* [Exercise prompt]: Give the number of lines below that contain the word "Pesticide", and nothing else.
***** Entries shown
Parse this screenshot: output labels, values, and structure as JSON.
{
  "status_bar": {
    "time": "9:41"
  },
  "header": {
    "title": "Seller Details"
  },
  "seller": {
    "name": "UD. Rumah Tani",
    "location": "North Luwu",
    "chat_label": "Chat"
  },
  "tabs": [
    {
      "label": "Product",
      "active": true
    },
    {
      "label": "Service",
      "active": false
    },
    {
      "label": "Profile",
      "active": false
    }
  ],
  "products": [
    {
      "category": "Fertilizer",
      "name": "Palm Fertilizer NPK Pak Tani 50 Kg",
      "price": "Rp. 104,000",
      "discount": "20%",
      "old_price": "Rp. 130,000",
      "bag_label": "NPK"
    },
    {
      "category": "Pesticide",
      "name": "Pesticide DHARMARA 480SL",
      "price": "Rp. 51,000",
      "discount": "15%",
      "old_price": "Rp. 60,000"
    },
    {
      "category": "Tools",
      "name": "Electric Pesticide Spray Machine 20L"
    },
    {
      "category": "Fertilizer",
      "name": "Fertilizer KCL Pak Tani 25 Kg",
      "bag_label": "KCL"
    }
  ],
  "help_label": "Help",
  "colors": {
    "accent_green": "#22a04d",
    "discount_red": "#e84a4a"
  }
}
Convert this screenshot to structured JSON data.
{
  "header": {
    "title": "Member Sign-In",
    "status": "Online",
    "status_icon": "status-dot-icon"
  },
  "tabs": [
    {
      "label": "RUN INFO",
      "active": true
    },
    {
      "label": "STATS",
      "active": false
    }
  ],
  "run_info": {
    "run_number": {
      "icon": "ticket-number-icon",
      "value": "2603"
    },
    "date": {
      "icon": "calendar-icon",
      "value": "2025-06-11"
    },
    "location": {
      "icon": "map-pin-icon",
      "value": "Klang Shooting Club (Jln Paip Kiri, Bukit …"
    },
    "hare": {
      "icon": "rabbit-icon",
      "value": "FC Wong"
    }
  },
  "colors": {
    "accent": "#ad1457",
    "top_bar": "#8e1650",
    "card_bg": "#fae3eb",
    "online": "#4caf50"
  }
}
**********
* [Task response]: 3